* Written instruction:
Every line containing the word "true" needs to be found and copied.

* Listed records:
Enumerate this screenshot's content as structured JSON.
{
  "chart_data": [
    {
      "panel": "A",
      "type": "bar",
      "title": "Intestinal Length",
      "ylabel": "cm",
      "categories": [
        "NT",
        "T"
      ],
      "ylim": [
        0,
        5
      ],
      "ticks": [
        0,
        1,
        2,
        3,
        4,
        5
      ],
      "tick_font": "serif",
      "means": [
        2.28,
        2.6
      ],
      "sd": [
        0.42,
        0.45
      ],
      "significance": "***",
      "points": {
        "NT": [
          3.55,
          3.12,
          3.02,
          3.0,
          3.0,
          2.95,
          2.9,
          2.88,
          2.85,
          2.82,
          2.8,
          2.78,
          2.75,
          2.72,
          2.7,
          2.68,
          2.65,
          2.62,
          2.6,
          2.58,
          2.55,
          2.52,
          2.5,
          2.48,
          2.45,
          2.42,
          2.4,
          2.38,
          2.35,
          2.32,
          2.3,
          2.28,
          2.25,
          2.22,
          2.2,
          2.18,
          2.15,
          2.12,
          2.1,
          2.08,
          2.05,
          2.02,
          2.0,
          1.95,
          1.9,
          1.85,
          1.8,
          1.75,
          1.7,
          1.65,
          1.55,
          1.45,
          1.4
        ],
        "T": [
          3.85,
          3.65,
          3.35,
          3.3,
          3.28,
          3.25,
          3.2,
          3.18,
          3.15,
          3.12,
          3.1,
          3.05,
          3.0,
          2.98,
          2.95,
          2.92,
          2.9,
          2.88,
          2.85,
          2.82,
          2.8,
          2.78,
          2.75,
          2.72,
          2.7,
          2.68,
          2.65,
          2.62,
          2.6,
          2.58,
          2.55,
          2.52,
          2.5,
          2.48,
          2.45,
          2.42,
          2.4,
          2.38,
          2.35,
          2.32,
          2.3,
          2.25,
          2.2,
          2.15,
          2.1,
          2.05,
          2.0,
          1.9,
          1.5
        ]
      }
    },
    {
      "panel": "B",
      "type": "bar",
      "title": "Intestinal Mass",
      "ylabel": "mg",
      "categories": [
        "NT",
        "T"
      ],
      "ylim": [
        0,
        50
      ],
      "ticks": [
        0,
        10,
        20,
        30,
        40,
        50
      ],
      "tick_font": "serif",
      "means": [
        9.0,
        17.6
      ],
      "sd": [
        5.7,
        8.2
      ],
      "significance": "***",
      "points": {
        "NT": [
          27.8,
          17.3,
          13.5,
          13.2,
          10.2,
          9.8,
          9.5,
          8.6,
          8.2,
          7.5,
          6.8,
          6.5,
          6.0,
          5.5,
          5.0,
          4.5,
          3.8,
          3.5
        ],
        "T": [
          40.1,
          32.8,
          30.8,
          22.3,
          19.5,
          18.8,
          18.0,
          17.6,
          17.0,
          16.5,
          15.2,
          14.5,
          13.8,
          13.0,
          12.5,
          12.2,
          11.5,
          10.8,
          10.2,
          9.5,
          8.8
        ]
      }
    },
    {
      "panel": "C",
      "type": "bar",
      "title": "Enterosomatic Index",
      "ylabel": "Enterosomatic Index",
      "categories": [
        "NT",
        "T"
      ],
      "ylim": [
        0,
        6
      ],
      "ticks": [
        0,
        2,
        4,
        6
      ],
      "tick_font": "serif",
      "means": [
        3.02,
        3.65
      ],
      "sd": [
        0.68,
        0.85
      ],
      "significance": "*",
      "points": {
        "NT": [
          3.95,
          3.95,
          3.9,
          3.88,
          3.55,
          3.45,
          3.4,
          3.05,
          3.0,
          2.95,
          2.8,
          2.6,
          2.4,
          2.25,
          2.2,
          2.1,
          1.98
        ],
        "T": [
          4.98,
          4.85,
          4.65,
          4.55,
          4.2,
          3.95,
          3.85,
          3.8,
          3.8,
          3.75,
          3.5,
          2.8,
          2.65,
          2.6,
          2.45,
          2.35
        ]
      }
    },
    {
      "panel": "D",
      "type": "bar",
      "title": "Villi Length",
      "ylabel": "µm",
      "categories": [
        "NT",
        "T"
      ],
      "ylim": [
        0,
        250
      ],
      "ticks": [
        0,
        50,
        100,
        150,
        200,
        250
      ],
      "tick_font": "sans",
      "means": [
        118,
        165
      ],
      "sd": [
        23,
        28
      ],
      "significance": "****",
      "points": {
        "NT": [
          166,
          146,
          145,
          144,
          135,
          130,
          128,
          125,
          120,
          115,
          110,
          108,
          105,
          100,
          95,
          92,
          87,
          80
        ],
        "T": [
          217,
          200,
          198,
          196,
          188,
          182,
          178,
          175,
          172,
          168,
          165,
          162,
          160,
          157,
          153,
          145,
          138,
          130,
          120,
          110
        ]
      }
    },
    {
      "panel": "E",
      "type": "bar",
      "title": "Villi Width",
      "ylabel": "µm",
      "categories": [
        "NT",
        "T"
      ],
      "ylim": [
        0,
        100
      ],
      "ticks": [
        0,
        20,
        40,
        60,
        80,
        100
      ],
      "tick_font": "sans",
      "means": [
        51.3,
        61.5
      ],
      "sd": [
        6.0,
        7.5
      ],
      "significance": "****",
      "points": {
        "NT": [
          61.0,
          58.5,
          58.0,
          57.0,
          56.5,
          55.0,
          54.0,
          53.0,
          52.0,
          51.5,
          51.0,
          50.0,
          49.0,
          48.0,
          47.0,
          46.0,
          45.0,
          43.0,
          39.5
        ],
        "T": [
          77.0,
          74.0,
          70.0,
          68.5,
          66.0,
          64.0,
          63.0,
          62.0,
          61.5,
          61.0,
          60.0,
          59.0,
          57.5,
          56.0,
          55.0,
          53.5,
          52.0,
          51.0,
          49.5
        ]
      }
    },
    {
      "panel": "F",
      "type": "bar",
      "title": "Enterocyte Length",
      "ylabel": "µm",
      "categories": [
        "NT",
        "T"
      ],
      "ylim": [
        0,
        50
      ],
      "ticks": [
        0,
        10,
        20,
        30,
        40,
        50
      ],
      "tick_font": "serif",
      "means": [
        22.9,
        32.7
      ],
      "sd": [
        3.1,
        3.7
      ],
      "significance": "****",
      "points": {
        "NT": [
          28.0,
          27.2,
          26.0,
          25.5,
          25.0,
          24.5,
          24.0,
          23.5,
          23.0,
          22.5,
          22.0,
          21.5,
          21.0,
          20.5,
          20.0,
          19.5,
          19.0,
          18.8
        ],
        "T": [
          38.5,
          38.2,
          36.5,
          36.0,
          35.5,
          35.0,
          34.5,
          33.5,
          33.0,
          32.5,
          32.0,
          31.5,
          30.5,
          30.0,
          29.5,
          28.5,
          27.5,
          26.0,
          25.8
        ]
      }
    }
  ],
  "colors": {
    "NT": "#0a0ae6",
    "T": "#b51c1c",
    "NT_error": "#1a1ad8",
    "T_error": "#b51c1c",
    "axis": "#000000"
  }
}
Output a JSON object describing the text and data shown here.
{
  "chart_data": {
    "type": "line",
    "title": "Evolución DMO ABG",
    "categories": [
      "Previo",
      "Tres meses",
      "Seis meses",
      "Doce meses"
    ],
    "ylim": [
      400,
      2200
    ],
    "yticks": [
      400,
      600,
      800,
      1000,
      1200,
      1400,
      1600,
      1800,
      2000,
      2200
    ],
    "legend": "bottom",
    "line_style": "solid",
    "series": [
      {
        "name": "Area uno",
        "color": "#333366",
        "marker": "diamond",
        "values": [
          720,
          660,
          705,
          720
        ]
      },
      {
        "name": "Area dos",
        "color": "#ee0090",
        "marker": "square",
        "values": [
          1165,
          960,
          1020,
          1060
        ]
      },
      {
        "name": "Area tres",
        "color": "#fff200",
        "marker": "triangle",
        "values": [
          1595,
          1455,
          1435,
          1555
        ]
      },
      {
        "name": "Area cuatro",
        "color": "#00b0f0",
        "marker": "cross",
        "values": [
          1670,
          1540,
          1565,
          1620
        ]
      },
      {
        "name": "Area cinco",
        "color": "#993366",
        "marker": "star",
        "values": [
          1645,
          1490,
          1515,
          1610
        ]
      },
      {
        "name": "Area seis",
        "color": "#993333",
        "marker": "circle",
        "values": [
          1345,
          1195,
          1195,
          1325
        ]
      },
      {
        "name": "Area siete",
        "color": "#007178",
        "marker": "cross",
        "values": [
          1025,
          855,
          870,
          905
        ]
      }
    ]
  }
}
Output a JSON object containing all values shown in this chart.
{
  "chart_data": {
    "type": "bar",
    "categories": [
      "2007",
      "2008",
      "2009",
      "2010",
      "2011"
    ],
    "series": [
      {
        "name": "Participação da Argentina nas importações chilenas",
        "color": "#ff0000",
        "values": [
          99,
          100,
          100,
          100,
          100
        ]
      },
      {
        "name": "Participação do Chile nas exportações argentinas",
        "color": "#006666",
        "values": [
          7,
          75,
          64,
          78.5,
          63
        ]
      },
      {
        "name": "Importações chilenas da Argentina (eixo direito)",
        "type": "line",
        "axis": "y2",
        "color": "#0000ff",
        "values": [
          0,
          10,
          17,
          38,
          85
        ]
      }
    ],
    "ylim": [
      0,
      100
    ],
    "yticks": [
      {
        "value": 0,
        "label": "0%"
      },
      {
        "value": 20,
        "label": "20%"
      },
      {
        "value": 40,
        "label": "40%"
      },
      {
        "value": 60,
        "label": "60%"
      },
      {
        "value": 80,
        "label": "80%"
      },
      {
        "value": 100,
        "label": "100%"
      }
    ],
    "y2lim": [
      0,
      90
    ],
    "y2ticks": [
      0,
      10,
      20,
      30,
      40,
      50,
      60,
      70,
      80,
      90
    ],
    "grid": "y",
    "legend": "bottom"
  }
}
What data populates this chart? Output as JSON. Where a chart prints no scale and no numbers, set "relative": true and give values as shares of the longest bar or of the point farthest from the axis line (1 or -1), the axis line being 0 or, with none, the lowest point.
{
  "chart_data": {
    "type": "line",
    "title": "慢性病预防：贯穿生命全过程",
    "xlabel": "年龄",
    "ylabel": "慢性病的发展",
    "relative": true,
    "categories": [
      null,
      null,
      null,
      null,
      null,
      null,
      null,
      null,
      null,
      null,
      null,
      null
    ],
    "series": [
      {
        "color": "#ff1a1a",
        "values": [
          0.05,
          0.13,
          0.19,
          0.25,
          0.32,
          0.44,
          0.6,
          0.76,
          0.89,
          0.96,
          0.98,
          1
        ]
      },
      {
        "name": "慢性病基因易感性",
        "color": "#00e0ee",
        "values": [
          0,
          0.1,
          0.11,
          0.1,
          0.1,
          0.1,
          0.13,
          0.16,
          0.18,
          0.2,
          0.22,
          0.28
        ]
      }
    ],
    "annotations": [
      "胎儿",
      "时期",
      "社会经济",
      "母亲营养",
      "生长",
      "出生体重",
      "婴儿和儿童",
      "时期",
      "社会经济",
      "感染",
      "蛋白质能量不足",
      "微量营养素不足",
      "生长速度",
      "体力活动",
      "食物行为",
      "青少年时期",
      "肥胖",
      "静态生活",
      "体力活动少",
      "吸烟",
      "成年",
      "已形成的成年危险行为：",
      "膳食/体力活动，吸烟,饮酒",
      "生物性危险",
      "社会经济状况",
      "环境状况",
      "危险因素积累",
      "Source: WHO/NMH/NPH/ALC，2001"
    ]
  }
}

* Finished task:
What data populates this chart? Output as JSON. Where a chart prints no scale and no numbers, set "relative": true and give values as shares of the longest bar or of the point farthest from the axis line (1 or -1), the axis line being 0 or, with none, the lowest point.
    "relative": true,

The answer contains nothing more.